> **RECORDS FOR THE TASK**
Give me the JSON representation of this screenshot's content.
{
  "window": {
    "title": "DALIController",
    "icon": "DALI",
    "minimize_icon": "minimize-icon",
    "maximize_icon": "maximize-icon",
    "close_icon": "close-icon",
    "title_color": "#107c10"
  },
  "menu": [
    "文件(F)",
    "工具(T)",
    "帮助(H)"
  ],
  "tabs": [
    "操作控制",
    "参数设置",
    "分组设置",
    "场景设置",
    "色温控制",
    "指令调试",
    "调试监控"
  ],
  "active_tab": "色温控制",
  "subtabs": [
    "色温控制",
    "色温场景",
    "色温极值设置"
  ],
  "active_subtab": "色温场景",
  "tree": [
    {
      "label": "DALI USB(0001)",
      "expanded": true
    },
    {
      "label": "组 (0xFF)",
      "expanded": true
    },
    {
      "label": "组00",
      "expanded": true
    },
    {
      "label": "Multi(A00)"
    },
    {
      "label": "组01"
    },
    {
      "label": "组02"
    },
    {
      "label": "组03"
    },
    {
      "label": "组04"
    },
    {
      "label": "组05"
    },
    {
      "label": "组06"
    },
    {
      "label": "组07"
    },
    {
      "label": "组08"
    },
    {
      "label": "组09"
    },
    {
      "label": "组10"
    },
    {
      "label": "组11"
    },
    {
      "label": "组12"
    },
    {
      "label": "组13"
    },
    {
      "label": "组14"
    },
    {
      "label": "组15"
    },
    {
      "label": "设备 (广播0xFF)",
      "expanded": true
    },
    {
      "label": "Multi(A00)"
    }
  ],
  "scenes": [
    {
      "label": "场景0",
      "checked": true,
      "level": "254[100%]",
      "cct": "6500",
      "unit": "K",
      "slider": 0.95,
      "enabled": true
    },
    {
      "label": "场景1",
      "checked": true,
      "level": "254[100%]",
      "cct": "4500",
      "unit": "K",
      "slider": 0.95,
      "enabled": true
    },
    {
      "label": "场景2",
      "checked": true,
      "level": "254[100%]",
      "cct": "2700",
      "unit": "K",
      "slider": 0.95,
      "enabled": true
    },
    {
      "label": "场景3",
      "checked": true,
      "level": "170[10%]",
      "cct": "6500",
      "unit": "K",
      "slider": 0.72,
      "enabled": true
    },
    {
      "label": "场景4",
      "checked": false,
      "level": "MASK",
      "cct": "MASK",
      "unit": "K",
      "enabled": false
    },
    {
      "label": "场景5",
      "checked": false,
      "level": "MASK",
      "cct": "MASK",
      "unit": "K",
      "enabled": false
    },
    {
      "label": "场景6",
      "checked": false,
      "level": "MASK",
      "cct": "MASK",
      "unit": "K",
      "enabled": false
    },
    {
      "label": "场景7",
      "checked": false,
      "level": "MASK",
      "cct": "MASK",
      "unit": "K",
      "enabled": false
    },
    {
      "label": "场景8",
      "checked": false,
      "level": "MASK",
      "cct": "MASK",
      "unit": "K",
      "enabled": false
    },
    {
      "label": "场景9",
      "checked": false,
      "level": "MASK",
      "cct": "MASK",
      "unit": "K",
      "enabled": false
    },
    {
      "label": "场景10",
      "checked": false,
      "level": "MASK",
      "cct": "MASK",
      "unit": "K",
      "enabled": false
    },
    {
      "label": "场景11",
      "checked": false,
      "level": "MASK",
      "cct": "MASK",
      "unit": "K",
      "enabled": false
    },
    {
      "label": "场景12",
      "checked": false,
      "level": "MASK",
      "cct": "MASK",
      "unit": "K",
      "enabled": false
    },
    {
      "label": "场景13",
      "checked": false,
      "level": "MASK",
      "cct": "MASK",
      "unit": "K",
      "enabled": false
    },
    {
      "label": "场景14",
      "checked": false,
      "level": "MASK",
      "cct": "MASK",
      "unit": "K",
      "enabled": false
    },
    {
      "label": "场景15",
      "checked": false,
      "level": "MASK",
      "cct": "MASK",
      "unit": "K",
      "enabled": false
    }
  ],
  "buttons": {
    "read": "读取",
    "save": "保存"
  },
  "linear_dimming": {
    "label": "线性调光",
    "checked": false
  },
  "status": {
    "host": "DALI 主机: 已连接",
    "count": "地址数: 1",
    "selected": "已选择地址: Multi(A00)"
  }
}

> **WHAT YOU ARE ASKED TO DO**
Repeat all the records. Match each line exactly.

> **RESPONSE TO THE TASK**
Give me the JSON representation of this screenshot's content.
{
  "window": {
    "title": "DALIController",
    "icon": "DALI",
    "minimize_icon": "minimize-icon",
    "maximize_icon": "maximize-icon",
    "close_icon": "close-icon",
    "title_color": "#107c10"
  },
  "menu": [
    "文件(F)",
    "工具(T)",
    "帮助(H)"
  ],
  "tabs": [
    "操作控制",
    "参数设置",
    "分组设置",
    "场景设置",
    "色温控制",
    "指令调试",
    "调试监控"
  ],
  "active_tab": "色温控制",
  "subtabs": [
    "色温控制",
    "色温场景",
    "色温极值设置"
  ],
  "active_subtab": "色温场景",
  "tree": [
    {
      "label": "DALI USB(0001)",
      "expanded": true
    },
    {
      "label": "组 (0xFF)",
      "expanded": true
    },
    {
      "label": "组00",
      "expanded": true
    },
    {
      "label": "Multi(A00)"
    },
    {
      "label": "组01"
    },
    {
      "label": "组02"
    },
    {
      "label": "组03"
    },
    {
      "label": "组04"
    },
    {
      "label": "组05"
    },
    {
      "label": "组06"
    },
    {
      "label": "组07"
    },
    {
      "label": "组08"
    },
    {
      "label": "组09"
    },
    {
      "label": "组10"
    },
    {
      "label": "组11"
    },
    {
      "label": "组12"
    },
    {
      "label": "组13"
    },
    {
      "label": "组14"
    },
    {
      "label": "组15"
    },
    {
      "label": "设备 (广播0xFF)",
      "expanded": true
    },
    {
      "label": "Multi(A00)"
    }
  ],
  "scenes": [
    {
      "label": "场景0",
      "checked": true,
      "level": "254[100%]",
      "cct": "6500",
      "unit": "K",
      "slider": 0.95,
      "enabled": true
    },
    {
      "label": "场景1",
      "checked": true,
      "level": "254[100%]",
      "cct": "4500",
      "unit": "K",
      "slider": 0.95,
      "enabled": true
    },
    {
      "label": "场景2",
      "checked": true,
      "level": "254[100%]",
      "cct": "2700",
      "unit": "K",
      "slider": 0.95,
      "enabled": true
    },
    {
      "label": "场景3",
      "checked": true,
      "level": "170[10%]",
      "cct": "6500",
      "unit": "K",
      "slider": 0.72,
      "enabled": true
    },
    {
      "label": "场景4",
      "checked": false,
      "level": "MASK",
      "cct": "MASK",
      "unit": "K",
      "enabled": false
    },
    {
      "label": "场景5",
      "checked": false,
      "level": "MASK",
      "cct": "MASK",
      "unit": "K",
      "enabled": false
    },
    {
      "label": "场景6",
      "checked": false,
      "level": "MASK",
      "cct": "MASK",
      "unit": "K",
      "enabled": false
    },
    {
      "label": "场景7",
      "checked": false,
      "level": "MASK",
      "cct": "MASK",
      "unit": "K",
      "enabled": false
    },
    {
      "label": "场景8",
      "checked": false,
      "level": "MASK",
      "cct": "MASK",
      "unit": "K",
      "enabled": false
    },
    {
      "label": "场景9",
      "checked": false,
      "level": "MASK",
      "cct": "MASK",
      "unit": "K",
      "enabled": false
    },
    {
      "label": "场景10",
      "checked": false,
      "level": "MASK",
      "cct": "MASK",
      "unit": "K",
      "enabled": false
    },
    {
      "label": "场景11",
      "checked": false,
      "level": "MASK",
      "cct": "MASK",
      "unit": "K",
      "enabled": false
    },
    {
      "label": "场景12",
      "checked": false,
      "level": "MASK",
      "cct": "MASK",
      "unit": "K",
      "enabled": false
    },
    {
      "label": "场景13",
      "checked": false,
      "level": "MASK",
      "cct": "MASK",
      "unit": "K",
      "enabled": false
    },
    {
      "label": "场景14",
      "checked": false,
      "level": "MASK",
      "cct": "MASK",
      "unit": "K",
      "enabled": false
    },
    {
      "label": "场景15",
      "checked": false,
      "level": "MASK",
      "cct": "MASK",
      "unit": "K",
      "enabled": false
    }
  ],
  "buttons": {
    "read": "读取",
    "save": "保存"
  },
  "linear_dimming": {
    "label": "线性调光",
    "checked": false
  },
  "status": {
    "host": "DALI 主机: 已连接",
    "count": "地址数: 1",
    "selected": "已选择地址: Multi(A00)"
  }
}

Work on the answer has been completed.